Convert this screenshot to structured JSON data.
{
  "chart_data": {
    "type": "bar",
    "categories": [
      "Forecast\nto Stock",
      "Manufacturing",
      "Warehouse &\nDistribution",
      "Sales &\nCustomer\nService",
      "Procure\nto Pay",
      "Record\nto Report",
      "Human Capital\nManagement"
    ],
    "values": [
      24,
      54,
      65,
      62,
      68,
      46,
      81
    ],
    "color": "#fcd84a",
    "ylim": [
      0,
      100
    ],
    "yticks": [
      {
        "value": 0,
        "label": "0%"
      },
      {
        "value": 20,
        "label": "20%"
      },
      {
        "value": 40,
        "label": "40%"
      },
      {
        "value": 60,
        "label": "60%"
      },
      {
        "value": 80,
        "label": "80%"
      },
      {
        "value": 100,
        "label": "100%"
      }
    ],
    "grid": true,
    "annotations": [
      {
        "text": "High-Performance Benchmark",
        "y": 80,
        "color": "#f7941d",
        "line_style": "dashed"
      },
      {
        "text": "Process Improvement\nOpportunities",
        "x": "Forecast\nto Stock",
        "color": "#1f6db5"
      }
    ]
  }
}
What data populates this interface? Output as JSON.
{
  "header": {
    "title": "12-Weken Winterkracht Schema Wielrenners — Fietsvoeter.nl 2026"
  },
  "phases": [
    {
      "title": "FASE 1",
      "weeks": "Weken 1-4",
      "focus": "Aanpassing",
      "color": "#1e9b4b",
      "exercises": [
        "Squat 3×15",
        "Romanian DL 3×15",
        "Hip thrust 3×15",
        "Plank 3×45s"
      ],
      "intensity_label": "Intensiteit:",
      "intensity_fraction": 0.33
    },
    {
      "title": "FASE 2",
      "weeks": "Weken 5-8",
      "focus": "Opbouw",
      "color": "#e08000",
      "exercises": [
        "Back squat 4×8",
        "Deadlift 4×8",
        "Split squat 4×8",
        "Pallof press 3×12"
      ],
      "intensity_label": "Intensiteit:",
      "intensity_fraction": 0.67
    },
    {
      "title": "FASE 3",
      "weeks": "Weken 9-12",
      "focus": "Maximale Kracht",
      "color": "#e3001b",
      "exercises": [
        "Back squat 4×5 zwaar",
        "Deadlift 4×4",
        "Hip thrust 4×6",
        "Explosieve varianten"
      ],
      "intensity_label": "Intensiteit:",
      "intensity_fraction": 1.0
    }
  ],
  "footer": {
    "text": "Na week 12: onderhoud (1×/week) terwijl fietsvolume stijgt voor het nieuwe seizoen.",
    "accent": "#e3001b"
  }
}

----------------

* WRITTEN PROBLEM *
Exactly how many lines of the listing above contain the string "Stock"? Give no more than the number.

* COMPLETE ANSWER *
2